● Deine Aufgabe
Wandle die Zeilen von der Zeile mit „x-tick-label: 2016年 bbox=[443, 837, 483, 850]“ bis zur Zeile mit „bar-box-office bbox=[626, 703, 646, 829]“, beide eingeschlossen, in eine Markdown-Tabelle mit den Spalten „Nr.“ für die laufende Nummer und „Zeile“ für den Zeileninhalt um und lass dabei Leerzeilen weg.
__________
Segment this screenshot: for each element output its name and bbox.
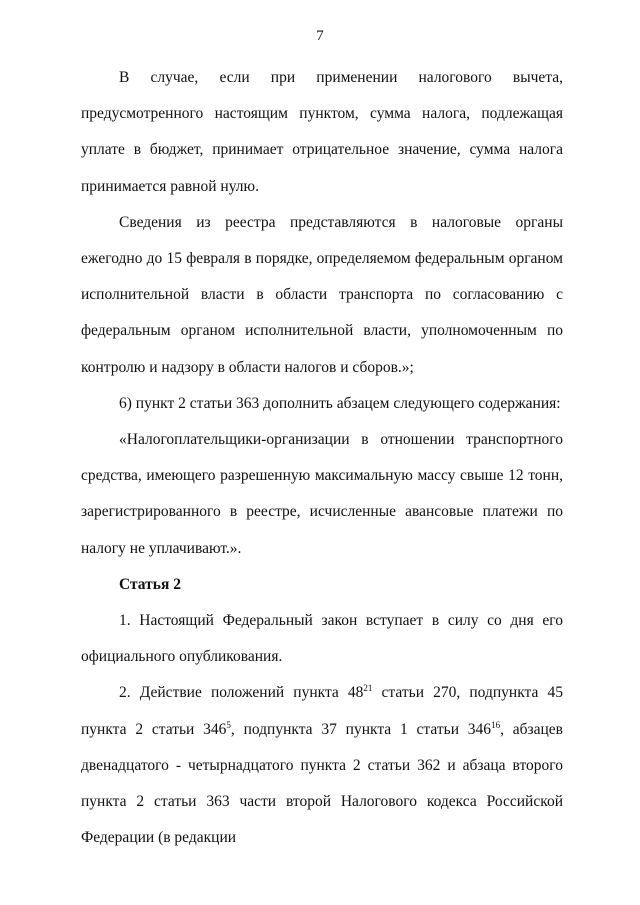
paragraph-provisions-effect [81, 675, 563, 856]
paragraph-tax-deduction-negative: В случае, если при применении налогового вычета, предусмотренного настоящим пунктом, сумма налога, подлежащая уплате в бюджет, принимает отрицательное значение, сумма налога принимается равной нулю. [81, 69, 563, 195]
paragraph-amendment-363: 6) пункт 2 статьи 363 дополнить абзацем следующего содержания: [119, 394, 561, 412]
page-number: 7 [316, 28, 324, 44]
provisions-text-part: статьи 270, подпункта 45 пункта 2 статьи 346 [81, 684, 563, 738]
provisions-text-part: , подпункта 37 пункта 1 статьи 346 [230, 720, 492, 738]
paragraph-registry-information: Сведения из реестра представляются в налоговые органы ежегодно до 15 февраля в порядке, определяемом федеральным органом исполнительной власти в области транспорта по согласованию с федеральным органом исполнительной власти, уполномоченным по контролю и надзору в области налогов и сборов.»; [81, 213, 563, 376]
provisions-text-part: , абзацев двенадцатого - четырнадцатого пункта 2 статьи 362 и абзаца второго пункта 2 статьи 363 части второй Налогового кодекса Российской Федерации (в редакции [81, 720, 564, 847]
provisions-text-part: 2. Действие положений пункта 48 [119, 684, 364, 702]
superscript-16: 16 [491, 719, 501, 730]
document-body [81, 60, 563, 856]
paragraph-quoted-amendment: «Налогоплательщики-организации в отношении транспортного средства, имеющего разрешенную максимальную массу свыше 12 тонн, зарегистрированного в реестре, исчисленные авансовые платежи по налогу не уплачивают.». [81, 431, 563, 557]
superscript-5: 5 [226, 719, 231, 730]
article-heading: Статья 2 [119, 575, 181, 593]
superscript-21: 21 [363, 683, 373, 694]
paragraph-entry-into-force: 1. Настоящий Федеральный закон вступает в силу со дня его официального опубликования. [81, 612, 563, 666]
__________
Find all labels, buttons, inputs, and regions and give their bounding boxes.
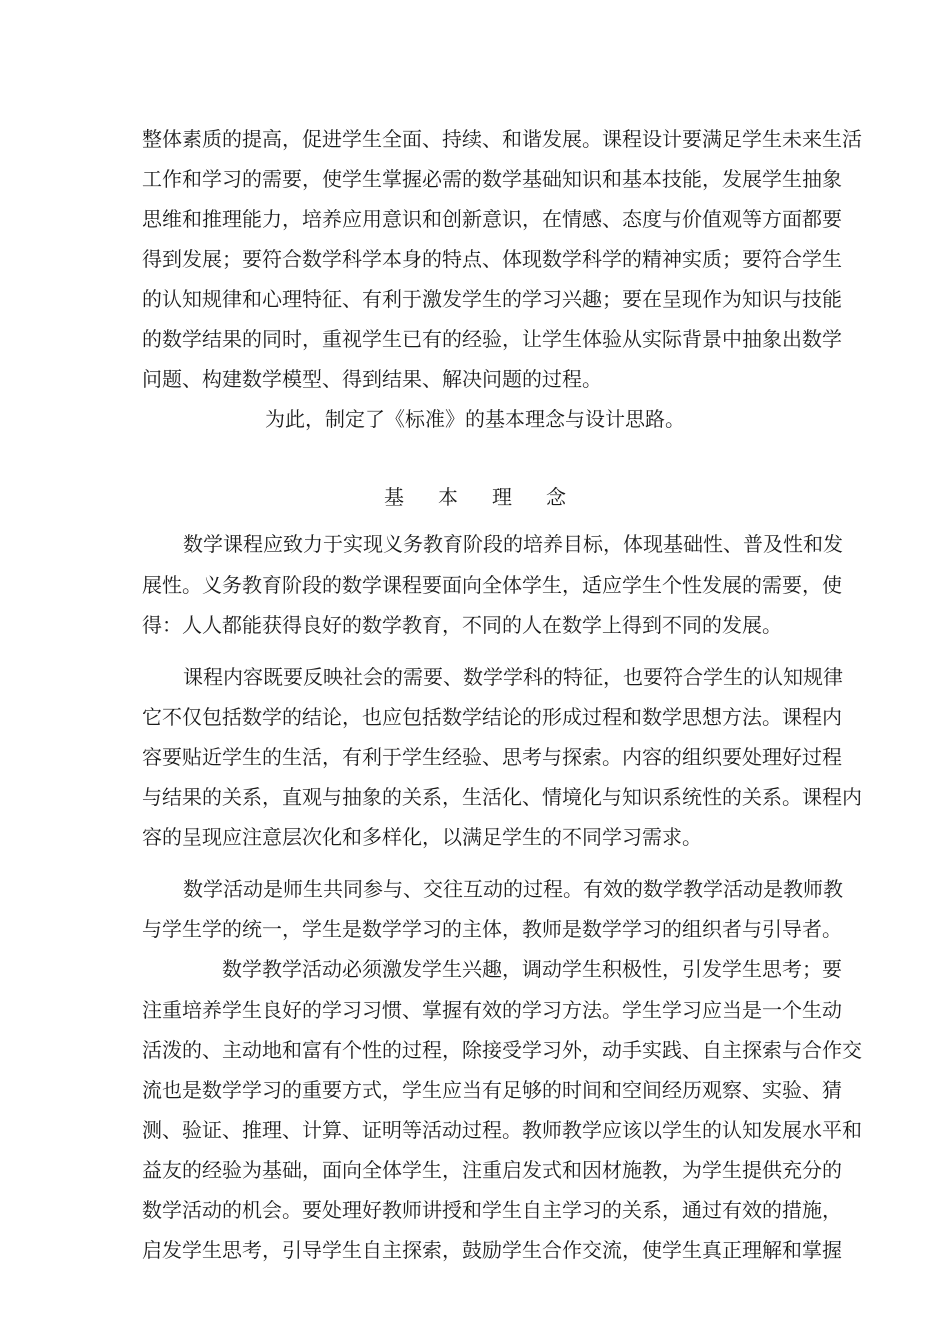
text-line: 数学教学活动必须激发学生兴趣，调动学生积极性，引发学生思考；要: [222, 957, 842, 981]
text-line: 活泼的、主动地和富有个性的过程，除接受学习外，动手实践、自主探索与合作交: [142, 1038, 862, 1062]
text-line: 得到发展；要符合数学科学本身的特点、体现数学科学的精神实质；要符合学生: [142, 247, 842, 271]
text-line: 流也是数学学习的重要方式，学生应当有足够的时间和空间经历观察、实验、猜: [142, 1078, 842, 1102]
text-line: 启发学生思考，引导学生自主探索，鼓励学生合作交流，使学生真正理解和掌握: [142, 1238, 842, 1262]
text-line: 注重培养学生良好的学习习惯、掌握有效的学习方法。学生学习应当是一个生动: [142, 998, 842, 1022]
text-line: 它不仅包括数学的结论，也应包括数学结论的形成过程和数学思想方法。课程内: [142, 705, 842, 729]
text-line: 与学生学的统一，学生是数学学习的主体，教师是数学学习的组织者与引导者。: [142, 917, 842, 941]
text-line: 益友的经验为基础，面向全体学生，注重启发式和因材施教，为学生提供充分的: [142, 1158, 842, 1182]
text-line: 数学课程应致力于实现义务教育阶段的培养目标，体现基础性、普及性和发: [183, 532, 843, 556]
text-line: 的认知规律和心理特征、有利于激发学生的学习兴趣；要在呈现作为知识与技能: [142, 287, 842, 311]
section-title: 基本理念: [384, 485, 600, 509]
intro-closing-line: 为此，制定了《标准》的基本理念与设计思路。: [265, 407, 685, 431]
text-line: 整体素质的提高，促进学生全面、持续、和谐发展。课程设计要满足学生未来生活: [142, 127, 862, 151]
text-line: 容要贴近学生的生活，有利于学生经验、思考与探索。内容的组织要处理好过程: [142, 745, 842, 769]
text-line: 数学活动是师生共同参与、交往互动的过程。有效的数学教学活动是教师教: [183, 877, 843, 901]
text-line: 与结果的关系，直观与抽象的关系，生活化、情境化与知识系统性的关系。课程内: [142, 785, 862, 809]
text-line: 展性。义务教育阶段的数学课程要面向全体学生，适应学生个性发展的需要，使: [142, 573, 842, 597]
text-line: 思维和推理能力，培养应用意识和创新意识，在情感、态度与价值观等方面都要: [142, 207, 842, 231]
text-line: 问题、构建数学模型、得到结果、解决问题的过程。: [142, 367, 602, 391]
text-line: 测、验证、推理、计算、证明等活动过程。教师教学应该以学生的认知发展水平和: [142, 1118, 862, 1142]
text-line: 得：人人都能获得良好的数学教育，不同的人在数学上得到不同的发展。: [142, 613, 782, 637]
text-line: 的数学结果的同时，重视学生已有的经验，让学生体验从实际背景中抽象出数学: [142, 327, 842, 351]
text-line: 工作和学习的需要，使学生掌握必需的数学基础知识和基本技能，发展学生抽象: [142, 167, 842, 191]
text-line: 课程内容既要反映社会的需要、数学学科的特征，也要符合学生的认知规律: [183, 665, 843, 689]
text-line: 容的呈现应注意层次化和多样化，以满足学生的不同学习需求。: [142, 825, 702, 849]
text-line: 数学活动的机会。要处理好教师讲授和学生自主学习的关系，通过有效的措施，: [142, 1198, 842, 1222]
__________
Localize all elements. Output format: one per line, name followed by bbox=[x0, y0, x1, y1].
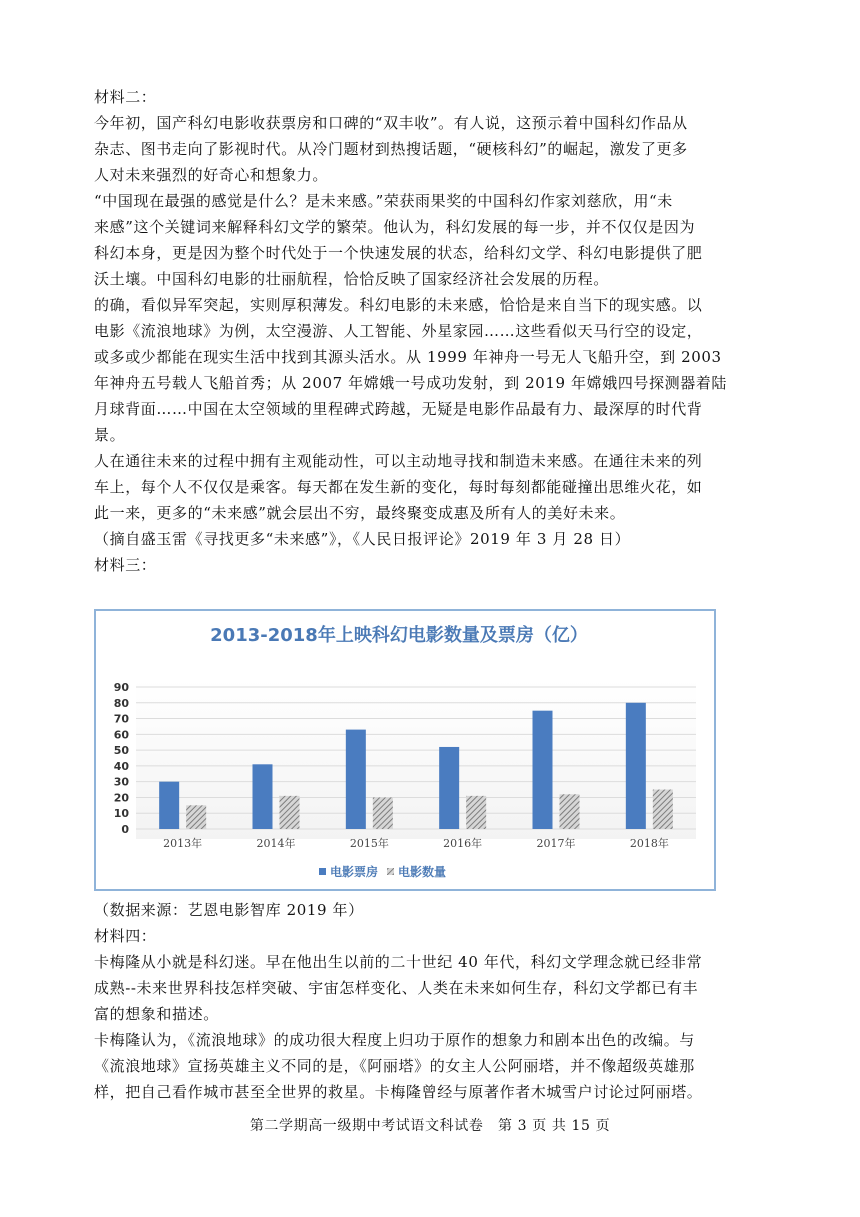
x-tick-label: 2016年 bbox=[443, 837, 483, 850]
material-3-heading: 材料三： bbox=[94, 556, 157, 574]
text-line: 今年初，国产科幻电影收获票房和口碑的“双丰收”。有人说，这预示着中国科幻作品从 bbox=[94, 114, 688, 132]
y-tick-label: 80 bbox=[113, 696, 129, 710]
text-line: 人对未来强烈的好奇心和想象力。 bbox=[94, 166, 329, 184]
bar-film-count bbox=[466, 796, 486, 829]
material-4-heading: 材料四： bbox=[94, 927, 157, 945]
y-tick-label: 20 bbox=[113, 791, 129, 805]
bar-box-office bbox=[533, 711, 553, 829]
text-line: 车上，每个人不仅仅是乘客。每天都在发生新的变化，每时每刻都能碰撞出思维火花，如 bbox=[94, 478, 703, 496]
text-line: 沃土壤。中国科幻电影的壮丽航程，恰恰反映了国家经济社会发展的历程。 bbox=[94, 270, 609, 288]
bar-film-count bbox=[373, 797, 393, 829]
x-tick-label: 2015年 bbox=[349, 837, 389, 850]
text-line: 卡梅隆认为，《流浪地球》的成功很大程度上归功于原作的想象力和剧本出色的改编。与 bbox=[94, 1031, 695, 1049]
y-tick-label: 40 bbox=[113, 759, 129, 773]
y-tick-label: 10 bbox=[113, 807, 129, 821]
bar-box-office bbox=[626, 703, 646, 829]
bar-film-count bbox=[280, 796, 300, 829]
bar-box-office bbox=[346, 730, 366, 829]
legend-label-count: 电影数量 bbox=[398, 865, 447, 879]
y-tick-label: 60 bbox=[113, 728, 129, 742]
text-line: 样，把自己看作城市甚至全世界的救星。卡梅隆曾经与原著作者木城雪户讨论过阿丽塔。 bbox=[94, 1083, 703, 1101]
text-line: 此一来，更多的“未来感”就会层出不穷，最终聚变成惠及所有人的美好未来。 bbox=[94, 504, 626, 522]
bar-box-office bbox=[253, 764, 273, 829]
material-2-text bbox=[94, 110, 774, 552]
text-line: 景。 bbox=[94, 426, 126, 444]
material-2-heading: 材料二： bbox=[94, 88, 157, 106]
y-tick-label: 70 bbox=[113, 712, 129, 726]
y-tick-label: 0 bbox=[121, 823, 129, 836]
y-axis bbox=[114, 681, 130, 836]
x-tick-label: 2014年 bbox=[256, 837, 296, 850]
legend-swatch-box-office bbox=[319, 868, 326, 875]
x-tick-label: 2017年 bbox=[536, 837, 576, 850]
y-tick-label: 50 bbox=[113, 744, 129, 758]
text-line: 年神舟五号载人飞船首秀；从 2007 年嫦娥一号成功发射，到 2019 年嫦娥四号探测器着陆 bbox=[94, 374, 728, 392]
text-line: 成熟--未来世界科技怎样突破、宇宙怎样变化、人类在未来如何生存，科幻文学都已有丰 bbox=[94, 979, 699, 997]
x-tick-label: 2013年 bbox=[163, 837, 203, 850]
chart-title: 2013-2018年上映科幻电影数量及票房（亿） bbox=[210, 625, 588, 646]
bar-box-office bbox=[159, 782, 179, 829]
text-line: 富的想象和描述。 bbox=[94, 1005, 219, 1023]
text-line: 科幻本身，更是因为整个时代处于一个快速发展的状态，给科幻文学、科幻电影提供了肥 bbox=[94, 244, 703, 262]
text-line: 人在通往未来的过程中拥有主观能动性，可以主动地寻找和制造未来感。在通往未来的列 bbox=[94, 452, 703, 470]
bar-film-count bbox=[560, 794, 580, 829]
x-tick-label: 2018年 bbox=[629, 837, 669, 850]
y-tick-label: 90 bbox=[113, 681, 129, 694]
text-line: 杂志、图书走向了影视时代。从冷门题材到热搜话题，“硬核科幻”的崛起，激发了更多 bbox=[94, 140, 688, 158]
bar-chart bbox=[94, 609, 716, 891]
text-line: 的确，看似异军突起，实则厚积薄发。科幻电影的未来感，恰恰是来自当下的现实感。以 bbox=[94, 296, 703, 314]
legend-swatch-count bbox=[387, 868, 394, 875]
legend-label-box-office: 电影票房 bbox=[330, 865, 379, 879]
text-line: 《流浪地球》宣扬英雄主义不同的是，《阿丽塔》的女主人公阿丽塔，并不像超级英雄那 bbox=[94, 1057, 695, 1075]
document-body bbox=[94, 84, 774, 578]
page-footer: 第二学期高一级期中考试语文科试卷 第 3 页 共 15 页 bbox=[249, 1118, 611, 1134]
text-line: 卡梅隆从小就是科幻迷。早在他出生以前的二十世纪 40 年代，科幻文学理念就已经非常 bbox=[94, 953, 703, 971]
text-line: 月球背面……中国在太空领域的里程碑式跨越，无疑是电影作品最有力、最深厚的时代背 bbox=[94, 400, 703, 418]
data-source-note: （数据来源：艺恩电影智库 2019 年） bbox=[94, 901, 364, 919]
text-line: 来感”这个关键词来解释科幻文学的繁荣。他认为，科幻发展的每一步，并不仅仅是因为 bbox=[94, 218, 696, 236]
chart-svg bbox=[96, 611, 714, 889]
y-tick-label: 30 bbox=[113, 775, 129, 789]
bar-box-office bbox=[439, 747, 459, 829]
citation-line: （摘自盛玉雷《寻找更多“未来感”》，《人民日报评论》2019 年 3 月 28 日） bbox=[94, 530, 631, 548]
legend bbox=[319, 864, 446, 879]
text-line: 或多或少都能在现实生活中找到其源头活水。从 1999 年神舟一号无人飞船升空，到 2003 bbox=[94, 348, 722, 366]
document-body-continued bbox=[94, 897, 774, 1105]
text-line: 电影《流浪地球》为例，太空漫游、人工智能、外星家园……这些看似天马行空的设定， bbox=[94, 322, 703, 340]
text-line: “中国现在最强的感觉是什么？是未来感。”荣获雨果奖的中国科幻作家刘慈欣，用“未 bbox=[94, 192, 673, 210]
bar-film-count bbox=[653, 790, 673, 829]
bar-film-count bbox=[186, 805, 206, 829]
__________
● Antwort zur Aufgabe
| Nr. | Zeile |
|---|---|
| 1 | x-tick-label: 2016年 bbox=[443, 837, 483, 850] |
| 2 | material-3-heading: 材料三： bbox=[94, 556, 157, 574] |
| 3 | text-line: 今年初，国产科幻电影收获票房和口碑的“双丰收”。有人说，这预示着中国科幻作品从 bbox=[94, 114, 688, 132] |
| 4 | y-tick-label: 80 bbox=[113, 696, 129, 710] |
| 5 | text-line: 人对未来强烈的好奇心和想象力。 bbox=[94, 166, 329, 184] |
| 6 | bar-film-count bbox=[466, 796, 486, 829] |
| 7 | material-4-heading: 材料四： bbox=[94, 927, 157, 945] |
| 8 | y-tick-label: 20 bbox=[113, 791, 129, 805] |
| 9 | bar-box-office bbox=[533, 711, 553, 829] |
| 10 | text-line: 车上，每个人不仅仅是乘客。每天都在发生新的变化，每时每刻都能碰撞出思维火花，如 bbox=[94, 478, 703, 496] |
| 11 | text-line: 沃土壤。中国科幻电影的壮丽航程，恰恰反映了国家经济社会发展的历程。 bbox=[94, 270, 609, 288] |
| 12 | bar-film-count bbox=[373, 797, 393, 829] |
| 13 | x-tick-label: 2015年 bbox=[349, 837, 389, 850] |
| 14 | text-line: 卡梅隆认为，《流浪地球》的成功很大程度上归功于原作的想象力和剧本出色的改编。与 bbox=[94, 1031, 695, 1049] |
| 15 | y-tick-label: 40 bbox=[113, 759, 129, 773] |
| 16 | y-tick-label: 10 bbox=[113, 807, 129, 821] |
| 17 | bar-box-office bbox=[626, 703, 646, 829] |